[TO BE DONE]:
Return all lines with the word "object" in them.

[Records contained in a dataset]:

+-------+

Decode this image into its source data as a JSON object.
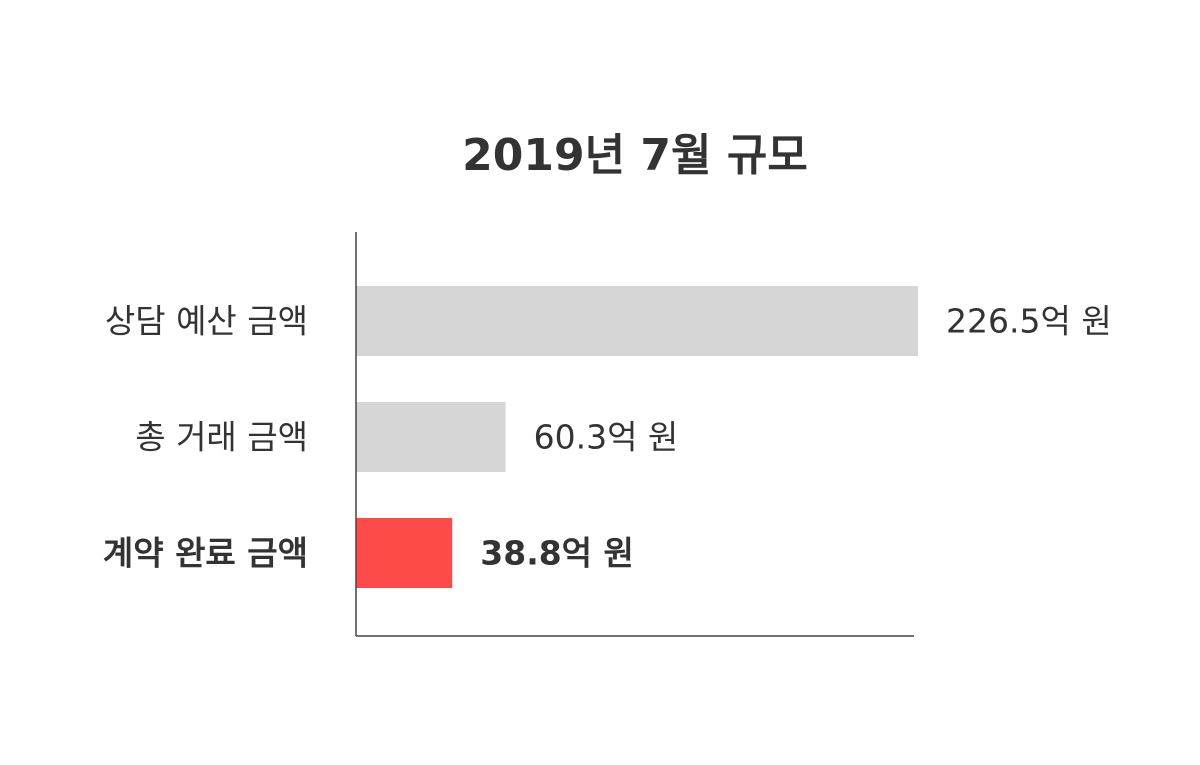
{
  "chart_data": {
    "type": "bar",
    "orientation": "horizontal",
    "title": "2019년 7월 규모",
    "xlabel": "",
    "ylabel": "",
    "categories": [
      "상담 예산 금액",
      "총 거래 금액",
      "계약 완료 금액"
    ],
    "values": [
      226.5,
      60.3,
      38.8
    ],
    "value_labels": [
      "226.5억 원",
      "60.3억 원",
      "38.8억 원"
    ],
    "unit": "억 원",
    "xlim": [
      0,
      226.5
    ],
    "highlight_index": 2,
    "grid": false,
    "legend": "none"
  },
  "colors": {
    "bar": "#d6d6d6",
    "highlight": "#ff4a4a",
    "text": "#333333",
    "axis": "#444444"
  }
}
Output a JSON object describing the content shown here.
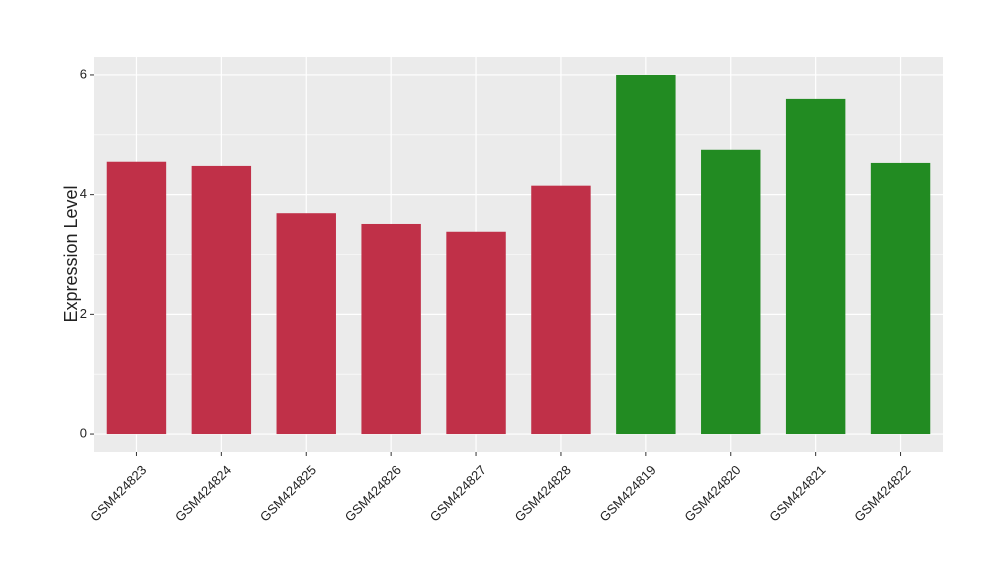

+-------+

[WRITTEN REPLY]:
Decode this image into its source data as a JSON object.
Output a JSON object describing the content shown here.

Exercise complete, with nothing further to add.